— START Source material —

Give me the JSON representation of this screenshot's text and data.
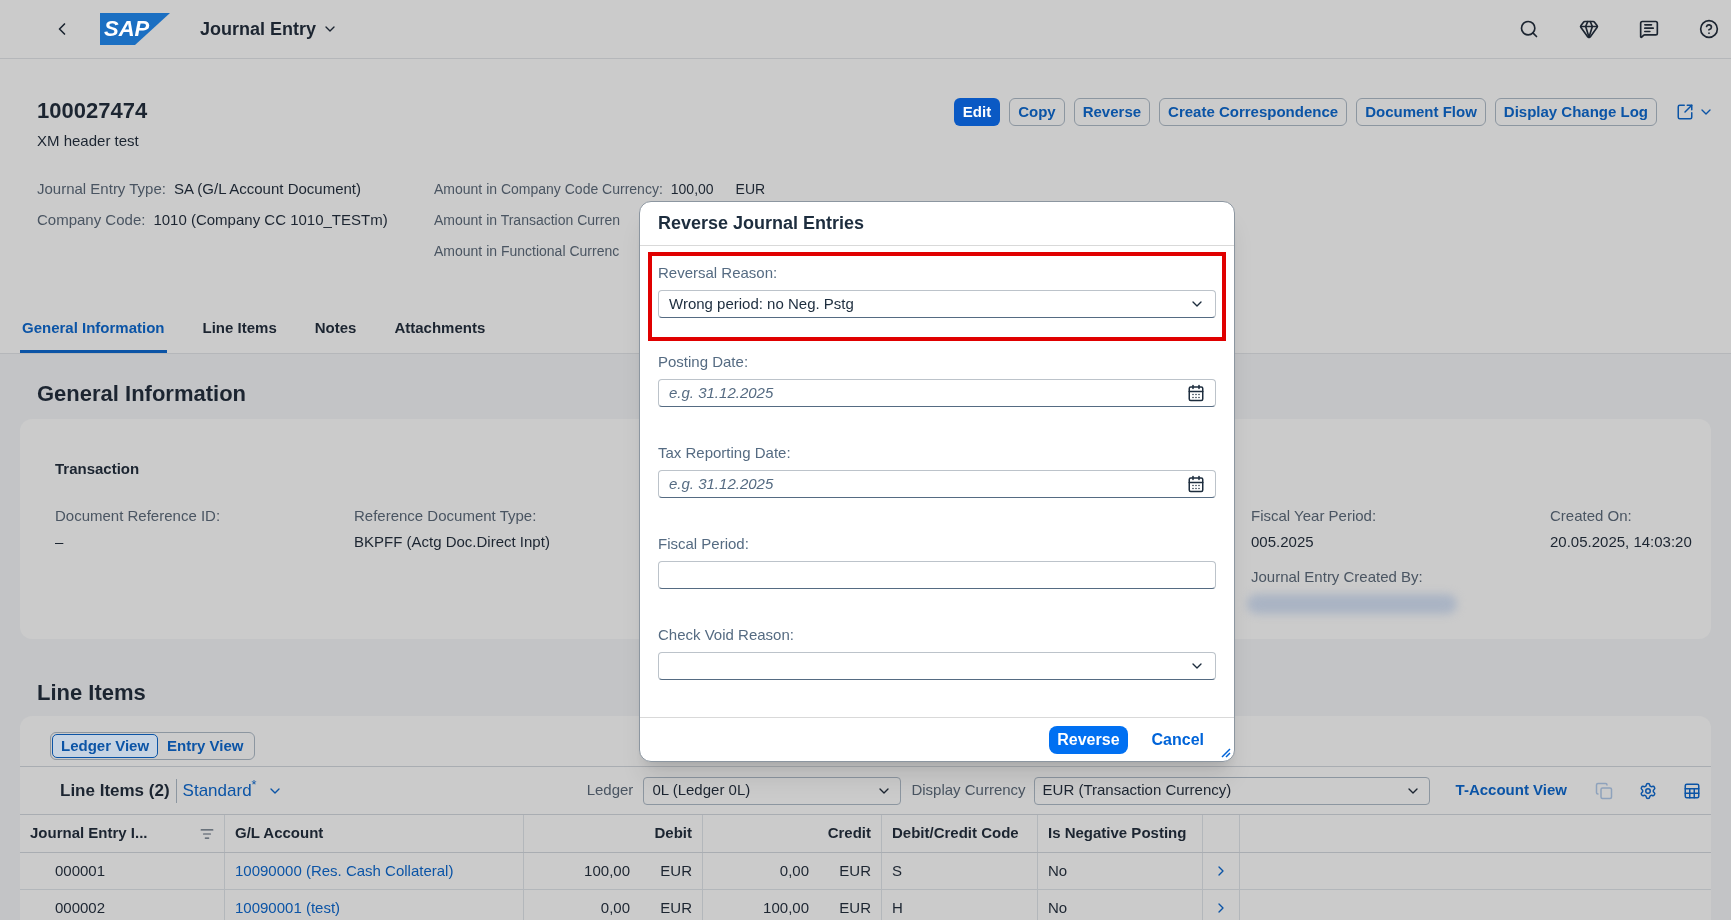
{
  "shell": {
    "logo": "SAP",
    "title": "Journal Entry"
  },
  "header": {
    "title": "100027474",
    "subtitle": "XM header test",
    "actions": [
      {
        "label": "Edit",
        "kind": "primary"
      },
      {
        "label": "Copy",
        "kind": "default"
      },
      {
        "label": "Reverse",
        "kind": "default"
      },
      {
        "label": "Create Correspondence",
        "kind": "default"
      },
      {
        "label": "Document Flow",
        "kind": "default"
      },
      {
        "label": "Display Change Log",
        "kind": "default"
      }
    ],
    "attributes_left": [
      {
        "label": "Journal Entry Type:",
        "value": "SA (G/L Account Document)"
      },
      {
        "label": "Company Code:",
        "value": "1010 (Company CC 1010_TESTm)"
      }
    ],
    "attributes_right": [
      {
        "label": "Amount in Company Code Currency:",
        "value": "100,00",
        "unit": "EUR"
      },
      {
        "label": "Amount in Transaction Curren"
      },
      {
        "label": "Amount in Functional Currenc"
      }
    ]
  },
  "tabs": [
    {
      "label": "General Information",
      "selected": true
    },
    {
      "label": "Line Items",
      "selected": false
    },
    {
      "label": "Notes",
      "selected": false
    },
    {
      "label": "Attachments",
      "selected": false
    }
  ],
  "general_information": {
    "title": "General Information",
    "group_title": "Transaction",
    "fields": [
      {
        "label": "Document Reference ID:",
        "value": "–"
      },
      {
        "label": "Reference Document Type:",
        "value": "BKPFF (Actg Doc.Direct Inpt)"
      }
    ],
    "fields_right": [
      {
        "label": "Fiscal Year Period:",
        "value": "005.2025"
      },
      {
        "label": "Created On:",
        "value": "20.05.2025, 14:03:20"
      }
    ],
    "created_by": {
      "label": "Journal Entry Created By:",
      "redacted": true
    }
  },
  "line_items": {
    "title": "Line Items",
    "views": [
      {
        "label": "Ledger View",
        "selected": true
      },
      {
        "label": "Entry View",
        "selected": false
      }
    ],
    "toolbar": {
      "title": "Line Items (2)",
      "variant": "Standard$^{*}$",
      "ledger_label": "Ledger",
      "ledger_value": "0L (Ledger 0L)",
      "currency_label": "Display Currency",
      "currency_value": "EUR (Transaction Currency)",
      "link": "T-Account View"
    },
    "columns": [
      "Journal Entry I...",
      "G/L Account",
      "",
      "Debit",
      "",
      "Credit",
      "Debit/Credit Code",
      "Is Negative Posting"
    ],
    "rows": [
      {
        "cells": [
          "000001",
          "10090000 (Res. Cash Collateral)",
          "100,00",
          "EUR",
          "0,00",
          "EUR",
          "S",
          "No"
        ]
      },
      {
        "cells": [
          "000002",
          "10090001 (test)",
          "0,00",
          "EUR",
          "100,00",
          "EUR",
          "H",
          "No"
        ]
      }
    ]
  },
  "dialog": {
    "title": "Reverse Journal Entries",
    "fields": [
      {
        "label": "Reversal Reason:",
        "kind": "select",
        "value": "Wrong period: no Neg. Pstg",
        "highlighted": true
      },
      {
        "label": "Posting Date:",
        "kind": "date",
        "placeholder": "e.g. 31.12.2025",
        "highlighted": false
      },
      {
        "label": "Tax Reporting Date:",
        "kind": "date",
        "placeholder": "e.g. 31.12.2025",
        "highlighted": false
      },
      {
        "label": "Fiscal Period:",
        "kind": "text",
        "highlighted": false
      },
      {
        "label": "Check Void Reason:",
        "kind": "select",
        "highlighted": false
      }
    ],
    "buttons": [
      {
        "label": "Reverse",
        "kind": "primary"
      },
      {
        "label": "Cancel",
        "kind": "transparent"
      }
    ]
  }
}
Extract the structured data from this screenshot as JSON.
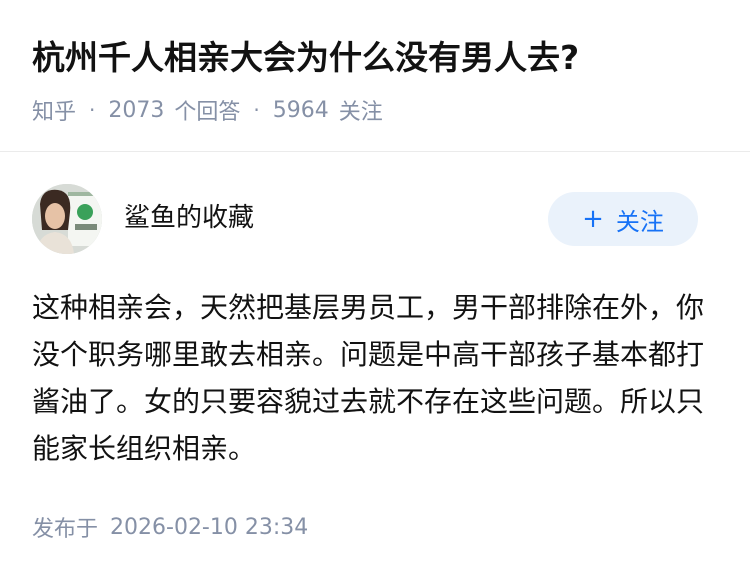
{
  "question": {
    "title": "杭州千人相亲大会为什么没有男人去?",
    "source": "知乎",
    "separator": "·",
    "answer_count": "2073",
    "answer_label": "个回答",
    "follower_count": "5964",
    "follower_label": "关注"
  },
  "answer": {
    "author": {
      "name": "鲨鱼的收藏",
      "avatar_icon": "user-avatar-photo"
    },
    "follow_button": {
      "icon": "plus-icon",
      "plus": "+",
      "label": "关注"
    },
    "content": "这种相亲会，天然把基层男员工，男干部排除在外，你没个职务哪里敢去相亲。问题是中高干部孩子基本都打酱油了。女的只要容貌过去就不存在这些问题。所以只能家长组织相亲。",
    "published_label": "发布于",
    "published_time": "2026-02-10 23:34"
  },
  "colors": {
    "text_primary": "#121212",
    "text_secondary": "#8590a6",
    "accent_blue": "#1772f6",
    "button_bg": "#eaf2fb",
    "divider": "#ebebeb"
  }
}
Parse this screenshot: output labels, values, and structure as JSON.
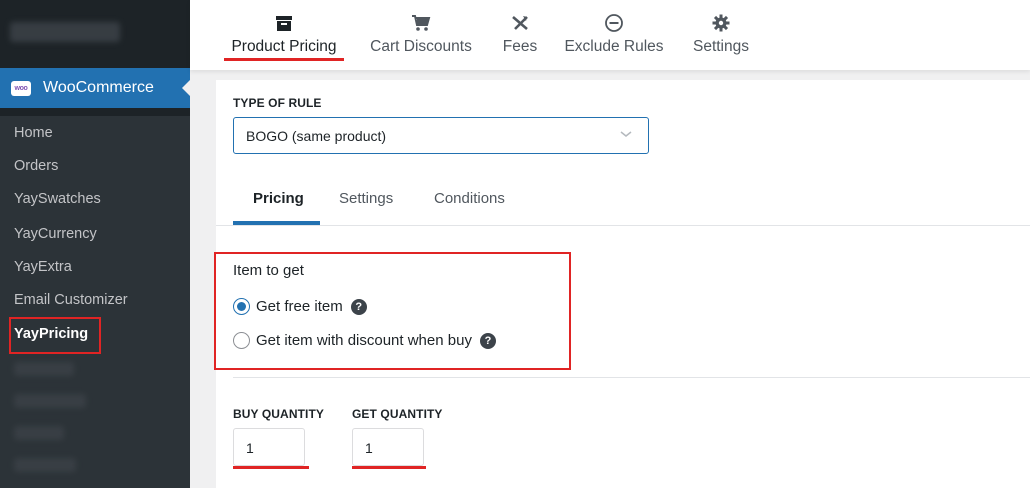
{
  "sidebar": {
    "woocommerce_label": "WooCommerce",
    "woo_logo_text": "woo",
    "items": [
      {
        "label": "Home"
      },
      {
        "label": "Orders"
      },
      {
        "label": "YaySwatches"
      },
      {
        "label": "YayCurrency"
      },
      {
        "label": "YayExtra"
      },
      {
        "label": "Email Customizer"
      },
      {
        "label": "YayPricing",
        "active": true
      }
    ]
  },
  "topnav": {
    "tabs": [
      {
        "label": "Product Pricing",
        "icon": "archive-icon",
        "active": true
      },
      {
        "label": "Cart Discounts",
        "icon": "cart-icon"
      },
      {
        "label": "Fees",
        "icon": "plane-icon"
      },
      {
        "label": "Exclude Rules",
        "icon": "minus-circle-icon"
      },
      {
        "label": "Settings",
        "icon": "gear-icon"
      }
    ]
  },
  "rule": {
    "type_label": "TYPE OF RULE",
    "type_value": "BOGO (same product)"
  },
  "subtabs": [
    {
      "label": "Pricing",
      "active": true
    },
    {
      "label": "Settings"
    },
    {
      "label": "Conditions"
    }
  ],
  "item_to_get": {
    "title": "Item to get",
    "options": [
      {
        "label": "Get free item",
        "checked": true
      },
      {
        "label": "Get item with discount when buy",
        "checked": false
      }
    ],
    "help_glyph": "?"
  },
  "quantities": {
    "buy_label": "BUY QUANTITY",
    "buy_value": "1",
    "get_label": "GET QUANTITY",
    "get_value": "1"
  },
  "colors": {
    "accent": "#2271b1",
    "highlight": "#e02424",
    "sidebar_bg": "#1d2327"
  }
}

— END Source material —

In the entries above, identify every line with the string "Amount".

• _Written answer_:
        "label": "Amount in Company Code Currency:",
        "label": "Amount in Transaction Curren"
        "label": "Amount in Functional Currenc"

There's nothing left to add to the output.